◆ Records shown ◆
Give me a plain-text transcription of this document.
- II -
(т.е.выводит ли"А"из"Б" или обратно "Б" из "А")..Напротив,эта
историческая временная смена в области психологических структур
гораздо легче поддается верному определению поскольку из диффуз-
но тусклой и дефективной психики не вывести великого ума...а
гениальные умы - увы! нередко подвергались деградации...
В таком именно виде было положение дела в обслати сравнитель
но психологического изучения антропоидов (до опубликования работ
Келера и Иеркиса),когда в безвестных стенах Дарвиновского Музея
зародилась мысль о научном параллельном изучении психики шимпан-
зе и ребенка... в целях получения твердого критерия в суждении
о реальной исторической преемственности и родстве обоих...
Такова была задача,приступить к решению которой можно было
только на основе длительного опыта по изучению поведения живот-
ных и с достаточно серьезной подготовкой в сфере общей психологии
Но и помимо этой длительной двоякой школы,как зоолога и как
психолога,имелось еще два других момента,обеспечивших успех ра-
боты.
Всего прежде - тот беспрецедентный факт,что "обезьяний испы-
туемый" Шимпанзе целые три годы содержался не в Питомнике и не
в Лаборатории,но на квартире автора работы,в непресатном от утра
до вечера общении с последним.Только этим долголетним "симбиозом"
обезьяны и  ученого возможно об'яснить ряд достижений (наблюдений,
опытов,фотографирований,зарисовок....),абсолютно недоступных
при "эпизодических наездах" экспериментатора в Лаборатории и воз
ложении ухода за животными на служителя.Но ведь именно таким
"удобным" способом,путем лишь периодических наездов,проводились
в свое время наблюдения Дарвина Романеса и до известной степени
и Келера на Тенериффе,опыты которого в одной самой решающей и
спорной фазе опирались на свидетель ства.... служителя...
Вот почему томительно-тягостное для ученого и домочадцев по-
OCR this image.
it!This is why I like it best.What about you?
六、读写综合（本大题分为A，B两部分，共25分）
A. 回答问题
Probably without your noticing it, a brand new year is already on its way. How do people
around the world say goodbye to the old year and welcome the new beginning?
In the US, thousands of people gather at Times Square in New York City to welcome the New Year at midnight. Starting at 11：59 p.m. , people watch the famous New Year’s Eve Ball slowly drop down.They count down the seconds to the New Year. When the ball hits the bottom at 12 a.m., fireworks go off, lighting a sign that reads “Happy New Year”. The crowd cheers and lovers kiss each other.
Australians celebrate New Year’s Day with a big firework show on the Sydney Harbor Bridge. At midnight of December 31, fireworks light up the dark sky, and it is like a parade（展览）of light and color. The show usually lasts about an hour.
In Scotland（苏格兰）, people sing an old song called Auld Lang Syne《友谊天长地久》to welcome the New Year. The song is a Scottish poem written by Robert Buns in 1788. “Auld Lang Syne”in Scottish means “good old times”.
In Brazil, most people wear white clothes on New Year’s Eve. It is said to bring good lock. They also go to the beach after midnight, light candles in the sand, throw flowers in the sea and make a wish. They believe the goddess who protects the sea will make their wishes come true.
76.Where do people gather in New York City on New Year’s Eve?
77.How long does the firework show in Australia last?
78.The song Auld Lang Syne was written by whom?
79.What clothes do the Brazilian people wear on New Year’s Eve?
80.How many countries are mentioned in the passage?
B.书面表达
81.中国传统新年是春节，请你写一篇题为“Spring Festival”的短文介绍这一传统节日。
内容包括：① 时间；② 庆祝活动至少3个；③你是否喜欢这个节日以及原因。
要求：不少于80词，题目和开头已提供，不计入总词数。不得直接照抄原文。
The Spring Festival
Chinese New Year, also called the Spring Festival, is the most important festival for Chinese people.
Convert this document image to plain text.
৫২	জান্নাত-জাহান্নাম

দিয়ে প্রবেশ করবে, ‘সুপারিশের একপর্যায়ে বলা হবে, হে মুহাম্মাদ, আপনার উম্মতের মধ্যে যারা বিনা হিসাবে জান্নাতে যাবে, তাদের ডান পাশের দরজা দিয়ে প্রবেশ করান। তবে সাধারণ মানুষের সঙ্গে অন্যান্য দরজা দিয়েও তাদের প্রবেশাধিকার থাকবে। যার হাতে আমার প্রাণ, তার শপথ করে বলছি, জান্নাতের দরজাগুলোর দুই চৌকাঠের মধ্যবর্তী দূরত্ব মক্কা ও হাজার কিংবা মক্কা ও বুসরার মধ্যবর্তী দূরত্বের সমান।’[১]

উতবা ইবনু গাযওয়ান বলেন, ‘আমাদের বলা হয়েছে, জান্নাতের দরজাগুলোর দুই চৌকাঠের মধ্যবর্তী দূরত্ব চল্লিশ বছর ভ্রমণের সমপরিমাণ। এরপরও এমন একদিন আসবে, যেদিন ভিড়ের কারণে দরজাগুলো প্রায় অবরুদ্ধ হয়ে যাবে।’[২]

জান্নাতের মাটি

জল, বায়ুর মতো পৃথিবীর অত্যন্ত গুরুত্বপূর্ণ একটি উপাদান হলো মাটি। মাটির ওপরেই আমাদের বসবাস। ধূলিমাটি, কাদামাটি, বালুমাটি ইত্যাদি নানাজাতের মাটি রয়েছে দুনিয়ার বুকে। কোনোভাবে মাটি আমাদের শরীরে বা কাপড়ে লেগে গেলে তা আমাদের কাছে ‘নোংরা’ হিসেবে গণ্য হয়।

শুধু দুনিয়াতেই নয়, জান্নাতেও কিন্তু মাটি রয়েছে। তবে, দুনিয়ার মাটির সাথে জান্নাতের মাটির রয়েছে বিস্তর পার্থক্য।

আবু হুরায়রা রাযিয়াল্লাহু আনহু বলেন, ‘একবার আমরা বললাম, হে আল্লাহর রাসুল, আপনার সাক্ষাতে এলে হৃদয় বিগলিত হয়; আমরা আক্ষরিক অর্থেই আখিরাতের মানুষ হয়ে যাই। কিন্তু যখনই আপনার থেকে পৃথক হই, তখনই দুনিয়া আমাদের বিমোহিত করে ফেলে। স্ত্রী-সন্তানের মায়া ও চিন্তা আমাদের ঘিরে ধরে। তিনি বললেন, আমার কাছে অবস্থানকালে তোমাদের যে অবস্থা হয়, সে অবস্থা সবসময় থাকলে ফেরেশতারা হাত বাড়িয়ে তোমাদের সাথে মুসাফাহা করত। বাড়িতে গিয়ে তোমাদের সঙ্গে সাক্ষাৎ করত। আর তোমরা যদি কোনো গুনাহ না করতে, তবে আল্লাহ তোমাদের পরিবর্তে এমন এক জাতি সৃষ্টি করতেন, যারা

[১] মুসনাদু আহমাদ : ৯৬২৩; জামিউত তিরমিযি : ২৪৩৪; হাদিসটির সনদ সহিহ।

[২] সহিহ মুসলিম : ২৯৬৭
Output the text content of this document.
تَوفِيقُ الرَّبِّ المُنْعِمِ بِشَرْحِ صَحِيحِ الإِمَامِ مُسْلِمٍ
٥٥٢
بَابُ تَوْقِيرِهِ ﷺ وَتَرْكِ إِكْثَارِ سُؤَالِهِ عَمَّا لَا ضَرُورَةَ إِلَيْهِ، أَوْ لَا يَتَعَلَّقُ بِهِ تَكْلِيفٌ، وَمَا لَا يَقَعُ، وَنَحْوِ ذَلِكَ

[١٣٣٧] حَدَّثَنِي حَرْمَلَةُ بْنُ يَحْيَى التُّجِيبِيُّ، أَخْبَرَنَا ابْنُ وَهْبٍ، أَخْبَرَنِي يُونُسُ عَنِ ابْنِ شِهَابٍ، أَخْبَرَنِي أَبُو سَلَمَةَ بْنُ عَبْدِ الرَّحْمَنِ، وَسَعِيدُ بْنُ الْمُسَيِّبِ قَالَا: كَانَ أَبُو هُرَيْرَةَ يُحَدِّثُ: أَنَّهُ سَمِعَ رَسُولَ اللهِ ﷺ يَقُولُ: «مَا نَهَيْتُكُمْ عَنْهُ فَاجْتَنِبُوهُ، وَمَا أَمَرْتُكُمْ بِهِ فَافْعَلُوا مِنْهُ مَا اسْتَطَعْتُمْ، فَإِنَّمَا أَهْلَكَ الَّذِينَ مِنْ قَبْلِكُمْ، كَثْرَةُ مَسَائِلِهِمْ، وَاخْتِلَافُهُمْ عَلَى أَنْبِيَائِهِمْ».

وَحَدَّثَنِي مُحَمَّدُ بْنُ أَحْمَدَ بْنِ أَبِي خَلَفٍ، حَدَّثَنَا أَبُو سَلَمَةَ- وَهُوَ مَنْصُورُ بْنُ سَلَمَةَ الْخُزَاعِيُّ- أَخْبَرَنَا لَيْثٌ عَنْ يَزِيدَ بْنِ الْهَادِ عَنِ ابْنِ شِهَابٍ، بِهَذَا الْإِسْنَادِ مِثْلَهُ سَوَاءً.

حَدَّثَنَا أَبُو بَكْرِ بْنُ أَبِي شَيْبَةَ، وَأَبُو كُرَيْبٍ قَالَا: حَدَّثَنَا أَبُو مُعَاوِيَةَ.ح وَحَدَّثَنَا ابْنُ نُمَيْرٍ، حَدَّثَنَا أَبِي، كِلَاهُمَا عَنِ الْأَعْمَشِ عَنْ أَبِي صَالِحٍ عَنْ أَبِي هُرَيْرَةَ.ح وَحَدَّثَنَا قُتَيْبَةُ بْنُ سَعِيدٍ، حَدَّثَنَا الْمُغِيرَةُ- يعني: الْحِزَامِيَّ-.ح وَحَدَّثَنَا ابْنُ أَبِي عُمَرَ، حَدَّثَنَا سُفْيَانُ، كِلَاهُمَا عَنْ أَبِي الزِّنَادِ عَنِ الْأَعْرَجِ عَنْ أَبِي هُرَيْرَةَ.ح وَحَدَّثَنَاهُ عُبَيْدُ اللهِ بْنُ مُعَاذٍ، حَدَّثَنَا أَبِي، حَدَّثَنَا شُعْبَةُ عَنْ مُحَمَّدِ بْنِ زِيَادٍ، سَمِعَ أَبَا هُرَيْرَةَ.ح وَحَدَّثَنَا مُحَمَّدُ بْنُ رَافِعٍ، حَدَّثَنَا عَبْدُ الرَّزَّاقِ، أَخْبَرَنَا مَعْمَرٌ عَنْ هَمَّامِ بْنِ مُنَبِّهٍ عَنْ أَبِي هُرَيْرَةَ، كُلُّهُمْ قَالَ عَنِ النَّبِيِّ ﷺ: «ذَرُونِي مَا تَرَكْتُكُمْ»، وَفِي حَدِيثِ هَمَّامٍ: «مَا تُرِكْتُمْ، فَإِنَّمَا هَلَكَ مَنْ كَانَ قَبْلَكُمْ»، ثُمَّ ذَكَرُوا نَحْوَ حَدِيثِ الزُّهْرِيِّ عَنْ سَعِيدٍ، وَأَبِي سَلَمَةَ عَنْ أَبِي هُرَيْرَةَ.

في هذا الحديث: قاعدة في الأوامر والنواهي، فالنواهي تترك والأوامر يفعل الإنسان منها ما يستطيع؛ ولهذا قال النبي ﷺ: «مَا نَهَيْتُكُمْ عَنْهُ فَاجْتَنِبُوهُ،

◆ Problem to work on ◆
Which lines above hold the word "song"? Copy each of them.

◆ Exercise response ◆
In Scotland（苏格兰）, people sing an old song called Auld Lang Syne《友谊天长地久》to welcome the New Year. The song is a Scottish poem written by Robert Buns in 1788. “Auld Lang Syne”in Scottish means “good old times”.
78.The song Auld Lang Syne was written by whom?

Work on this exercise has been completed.